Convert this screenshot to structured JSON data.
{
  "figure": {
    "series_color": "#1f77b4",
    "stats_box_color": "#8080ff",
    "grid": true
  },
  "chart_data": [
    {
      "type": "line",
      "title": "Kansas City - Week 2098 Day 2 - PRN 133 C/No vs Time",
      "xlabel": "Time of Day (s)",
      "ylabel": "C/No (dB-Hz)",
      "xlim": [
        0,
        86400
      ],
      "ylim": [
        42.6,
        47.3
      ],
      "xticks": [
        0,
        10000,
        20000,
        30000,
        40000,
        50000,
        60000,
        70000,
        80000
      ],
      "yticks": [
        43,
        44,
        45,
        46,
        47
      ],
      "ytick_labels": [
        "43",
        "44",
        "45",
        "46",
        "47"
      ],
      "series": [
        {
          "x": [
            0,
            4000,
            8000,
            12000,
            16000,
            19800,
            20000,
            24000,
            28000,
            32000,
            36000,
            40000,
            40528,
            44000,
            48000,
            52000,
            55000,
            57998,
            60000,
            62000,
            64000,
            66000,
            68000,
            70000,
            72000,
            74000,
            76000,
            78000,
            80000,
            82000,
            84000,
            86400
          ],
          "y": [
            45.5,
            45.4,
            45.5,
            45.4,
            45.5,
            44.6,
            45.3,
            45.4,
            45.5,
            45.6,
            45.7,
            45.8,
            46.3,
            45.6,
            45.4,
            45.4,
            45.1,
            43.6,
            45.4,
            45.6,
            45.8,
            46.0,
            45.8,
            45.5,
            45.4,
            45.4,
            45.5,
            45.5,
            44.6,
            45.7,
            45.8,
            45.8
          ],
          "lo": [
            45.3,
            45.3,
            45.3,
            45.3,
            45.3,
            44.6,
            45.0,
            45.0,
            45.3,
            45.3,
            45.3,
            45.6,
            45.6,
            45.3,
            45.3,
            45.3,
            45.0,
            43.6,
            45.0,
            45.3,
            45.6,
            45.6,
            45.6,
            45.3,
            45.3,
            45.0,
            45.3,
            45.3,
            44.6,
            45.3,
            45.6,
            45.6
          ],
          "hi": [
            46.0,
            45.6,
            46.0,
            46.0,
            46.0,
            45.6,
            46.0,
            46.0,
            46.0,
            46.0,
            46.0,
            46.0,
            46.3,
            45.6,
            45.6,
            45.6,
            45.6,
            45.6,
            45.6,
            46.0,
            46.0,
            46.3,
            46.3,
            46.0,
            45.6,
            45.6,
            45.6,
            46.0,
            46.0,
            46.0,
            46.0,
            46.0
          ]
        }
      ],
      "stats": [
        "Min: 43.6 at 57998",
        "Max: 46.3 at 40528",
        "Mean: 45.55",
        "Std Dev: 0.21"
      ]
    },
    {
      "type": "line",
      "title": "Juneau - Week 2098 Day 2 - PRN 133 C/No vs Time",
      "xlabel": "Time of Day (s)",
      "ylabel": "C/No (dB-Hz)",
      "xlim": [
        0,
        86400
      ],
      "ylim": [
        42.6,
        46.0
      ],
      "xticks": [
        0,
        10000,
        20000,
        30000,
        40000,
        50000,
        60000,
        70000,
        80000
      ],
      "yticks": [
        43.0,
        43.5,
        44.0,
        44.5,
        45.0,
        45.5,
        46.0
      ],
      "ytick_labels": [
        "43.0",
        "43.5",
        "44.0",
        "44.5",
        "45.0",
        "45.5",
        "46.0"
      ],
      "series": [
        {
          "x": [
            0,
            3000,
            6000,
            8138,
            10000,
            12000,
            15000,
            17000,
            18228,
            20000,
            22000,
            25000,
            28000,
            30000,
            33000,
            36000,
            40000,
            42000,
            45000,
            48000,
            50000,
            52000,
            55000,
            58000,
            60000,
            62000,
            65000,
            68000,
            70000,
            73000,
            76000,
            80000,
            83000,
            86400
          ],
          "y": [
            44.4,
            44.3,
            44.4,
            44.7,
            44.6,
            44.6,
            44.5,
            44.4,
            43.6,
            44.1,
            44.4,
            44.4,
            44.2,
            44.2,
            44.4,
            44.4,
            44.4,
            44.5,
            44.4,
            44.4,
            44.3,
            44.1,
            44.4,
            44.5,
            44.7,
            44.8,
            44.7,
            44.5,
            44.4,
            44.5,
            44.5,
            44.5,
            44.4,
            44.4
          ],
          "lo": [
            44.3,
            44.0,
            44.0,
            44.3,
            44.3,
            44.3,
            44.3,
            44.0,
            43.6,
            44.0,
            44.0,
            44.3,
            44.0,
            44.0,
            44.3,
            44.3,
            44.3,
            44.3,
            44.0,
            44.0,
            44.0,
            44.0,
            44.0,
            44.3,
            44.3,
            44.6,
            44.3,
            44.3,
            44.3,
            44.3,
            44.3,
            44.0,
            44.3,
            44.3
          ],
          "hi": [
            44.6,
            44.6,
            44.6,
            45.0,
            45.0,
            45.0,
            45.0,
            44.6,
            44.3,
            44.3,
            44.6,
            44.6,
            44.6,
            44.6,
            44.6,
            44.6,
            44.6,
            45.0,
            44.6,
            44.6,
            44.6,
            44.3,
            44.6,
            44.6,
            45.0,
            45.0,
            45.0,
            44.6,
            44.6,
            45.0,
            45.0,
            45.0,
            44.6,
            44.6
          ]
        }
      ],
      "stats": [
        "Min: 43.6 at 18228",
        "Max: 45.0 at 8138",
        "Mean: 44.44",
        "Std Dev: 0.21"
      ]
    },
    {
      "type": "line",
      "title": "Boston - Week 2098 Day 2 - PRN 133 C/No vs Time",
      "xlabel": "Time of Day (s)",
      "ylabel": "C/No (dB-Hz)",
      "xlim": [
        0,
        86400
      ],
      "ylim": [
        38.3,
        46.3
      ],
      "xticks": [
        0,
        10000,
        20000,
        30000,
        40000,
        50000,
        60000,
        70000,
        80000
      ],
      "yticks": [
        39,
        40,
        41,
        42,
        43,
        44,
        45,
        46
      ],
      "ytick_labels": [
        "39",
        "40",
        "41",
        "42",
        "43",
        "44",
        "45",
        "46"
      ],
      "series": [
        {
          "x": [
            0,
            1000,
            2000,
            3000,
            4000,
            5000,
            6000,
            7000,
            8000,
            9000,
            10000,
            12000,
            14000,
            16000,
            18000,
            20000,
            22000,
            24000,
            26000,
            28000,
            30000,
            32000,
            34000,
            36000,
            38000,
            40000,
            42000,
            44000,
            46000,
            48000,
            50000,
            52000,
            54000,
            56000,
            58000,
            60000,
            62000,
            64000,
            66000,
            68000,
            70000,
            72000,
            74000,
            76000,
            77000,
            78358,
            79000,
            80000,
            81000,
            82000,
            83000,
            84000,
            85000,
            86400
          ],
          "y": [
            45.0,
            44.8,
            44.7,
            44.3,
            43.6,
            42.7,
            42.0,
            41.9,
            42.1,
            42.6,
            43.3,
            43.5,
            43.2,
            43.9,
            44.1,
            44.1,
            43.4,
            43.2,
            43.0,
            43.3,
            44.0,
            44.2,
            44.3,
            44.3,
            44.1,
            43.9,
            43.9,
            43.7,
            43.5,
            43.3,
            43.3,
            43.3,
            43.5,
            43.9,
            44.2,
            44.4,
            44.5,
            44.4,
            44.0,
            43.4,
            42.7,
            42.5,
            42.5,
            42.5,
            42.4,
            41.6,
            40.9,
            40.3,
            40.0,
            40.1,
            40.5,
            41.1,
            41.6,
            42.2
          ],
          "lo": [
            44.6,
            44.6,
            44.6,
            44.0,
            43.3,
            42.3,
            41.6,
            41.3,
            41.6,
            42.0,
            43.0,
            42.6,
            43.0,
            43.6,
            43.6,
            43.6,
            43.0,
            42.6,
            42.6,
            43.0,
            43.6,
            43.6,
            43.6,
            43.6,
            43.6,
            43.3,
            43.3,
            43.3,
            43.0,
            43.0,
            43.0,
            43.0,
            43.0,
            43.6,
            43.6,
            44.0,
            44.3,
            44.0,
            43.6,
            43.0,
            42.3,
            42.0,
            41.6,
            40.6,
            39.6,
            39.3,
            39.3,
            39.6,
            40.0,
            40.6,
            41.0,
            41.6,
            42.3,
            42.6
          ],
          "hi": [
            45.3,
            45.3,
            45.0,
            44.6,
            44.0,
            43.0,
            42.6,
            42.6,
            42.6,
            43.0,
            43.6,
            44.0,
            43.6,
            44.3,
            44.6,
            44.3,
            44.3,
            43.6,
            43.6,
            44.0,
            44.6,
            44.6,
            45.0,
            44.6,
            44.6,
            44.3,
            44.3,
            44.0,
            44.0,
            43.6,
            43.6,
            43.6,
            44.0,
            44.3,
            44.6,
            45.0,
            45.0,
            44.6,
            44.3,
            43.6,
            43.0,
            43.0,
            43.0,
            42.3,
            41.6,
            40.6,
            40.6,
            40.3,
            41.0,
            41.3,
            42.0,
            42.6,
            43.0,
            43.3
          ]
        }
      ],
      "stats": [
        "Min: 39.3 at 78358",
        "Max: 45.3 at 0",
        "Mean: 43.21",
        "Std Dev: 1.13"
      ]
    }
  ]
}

WHAT TO WORK ON:
What is the number of lines that hold the string "Week"? Reply with that number alone.

RESULT:
3